> **FRAGMENTO**:

------------------------------------

El Tribunal de Cuentas de la República (TCR) cuestionó que una sociedad anónima (Corporación Ferroviaria del Uruguay -CFU-), administre US$ 60 millones provenientes de los fondos públicos destinados a reparar 722 kilómetros de vías férreas.
En tanto, el vicepresidente de AFE y director de la Corporación Ferroviaria del Uruguay (CFU), Alejandro Orellano, afirmó que el ente actuó con "transparencia", "cristalinidad" y que se procurará levantar las observaciones del Tribunal de Cuentas al contrato de reparación de vías.
El 29 de junio del 2007, AFE firmó un convenio con la Corporación Nacional para el Desarrollo para mejorar la estructura férrea del ente, el cual no recibió objeciones del TCR.
Poco después, la Corporación Nacional para el Desarrollo creó la CFU, una sociedad anónima cuyo cometido es administrar los recursos provenientes del Ministerio de Economía para reparar las vías férreas. El objetivo del plan es que los trenes circulen a una velocidad de 40 kilómetros por hora. Hoy la velocidad máxima que circulan es de cinco kilómetros por hora y en algunos tramos menos de eso por el mal estado de las vías.
Si bien la Corporación para el Desarrollo tenía facultades para crear una sociedad anónima, el Tribunal de Cuentas de la República advirtió que ésta no puede transformarse en concedente de la obra y que AFE, la empresa contratante, pase a ser la concesionaria que se obliga a ejecutar las obras de reparación, a efectuar el mantenimiento futuro, a otorgar todas las garantías y a aportar todos los fondos.

------------------------------------

(Datos registrados)
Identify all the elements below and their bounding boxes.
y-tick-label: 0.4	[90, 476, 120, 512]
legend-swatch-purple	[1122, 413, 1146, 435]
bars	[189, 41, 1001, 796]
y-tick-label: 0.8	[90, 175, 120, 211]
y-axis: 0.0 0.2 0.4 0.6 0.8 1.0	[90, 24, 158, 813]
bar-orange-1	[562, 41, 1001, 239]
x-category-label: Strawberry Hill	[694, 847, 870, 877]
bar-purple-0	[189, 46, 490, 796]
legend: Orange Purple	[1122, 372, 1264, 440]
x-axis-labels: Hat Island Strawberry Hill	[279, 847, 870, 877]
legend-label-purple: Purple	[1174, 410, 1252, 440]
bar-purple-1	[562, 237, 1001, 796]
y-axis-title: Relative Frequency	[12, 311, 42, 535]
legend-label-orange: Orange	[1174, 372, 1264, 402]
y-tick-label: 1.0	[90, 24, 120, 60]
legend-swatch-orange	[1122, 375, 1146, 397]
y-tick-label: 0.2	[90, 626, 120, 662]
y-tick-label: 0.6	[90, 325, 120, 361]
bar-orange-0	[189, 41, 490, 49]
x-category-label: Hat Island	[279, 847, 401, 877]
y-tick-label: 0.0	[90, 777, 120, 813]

------------------------------------

> **CONSIGNA 1**: Según el fragmento sobre la reparación de vías férreas, ¿a qué velocidad se pretende que circulen los trenes con el plan?
> **CONSIGNA 2**: Transcriba del fragmento sobre la reparación de vías férreas el pasaje que comienza en "El 29 de junio" y termina en "de las vías.".
> **CONSIGNA 3**: Prolongue el fragmento sobre la reparación de vías férreas a partir de su última oración.

> **RESPUESTA ESCRITA 1**: A 40 kilómetros por hora.

> **RESPUESTA ESCRITA 2**:
El 29 de junio del 2007, AFE firmó un convenio con la Corporación Nacional para el Desarrollo para mejorar la estructura férrea del ente, el cual no recibió objeciones del TCR.
Poco después, la Corporación Nacional para el Desarrollo creó la CFU, una sociedad anónima cuyo cometido es administrar los recursos provenientes del Ministerio de Economía para reparar las vías férreas. El objetivo del plan es que los trenes circulen a una velocidad de 40 kilómetros por hora. Hoy la velocidad máxima que circulan es de cinco kilómetros por hora y en algunos tramos menos de eso por el mal estado de las vías.

> **RESPUESTA ESCRITA 3**:
La resolución del TCR señala: "Los fondos presupuestales (provenientes del Ministerio de Economía) son asignados para financiar el equipamiento y funcionamiento de una sociedad anónima de derecho privado". El organismo de contralor advierte que, al no tratarse de un contrato de concesión de obra pública, por cuanto la obligada a realizar la obra es la propia AFE, "se está utilizando un procedimiento indirecto para efectuar las contrataciones con cargo a fondos públicos, evadiendo las normas que regulan la contratación administrativa". También cuestiona que la S.A. sea propietaria de la maquinaria y equipamientos adquiridos con los fondos públicos y que estos pasarán a dominio de AFE dentro de 25 años , cuando finaliza el acuerdo con la Corporación.
CAMBIO. Por su parte el vicepresidente de AFE rechazó que en el convenio con la Corporación Nacional de Desarrollo exista un mecanismo doloso para efectuar contrataciones como lo sostiene el TCR.
Reconoció que la Corporación Ferroviaria es una sociedad anónima privada aunque sus acciones pertenezcan al Estado uruguayo. Sin embargo, recordó que AFE envió todos los antecedentes al Tribunal de Cuentas para que analice el convenio. Agregó que la observación del TCR apunta a un procedimiento de contratación y "no a la legalidad" del convenio, ya que éste responde a un contrato firmado entre AFE y la Corporación para el Desarrollo.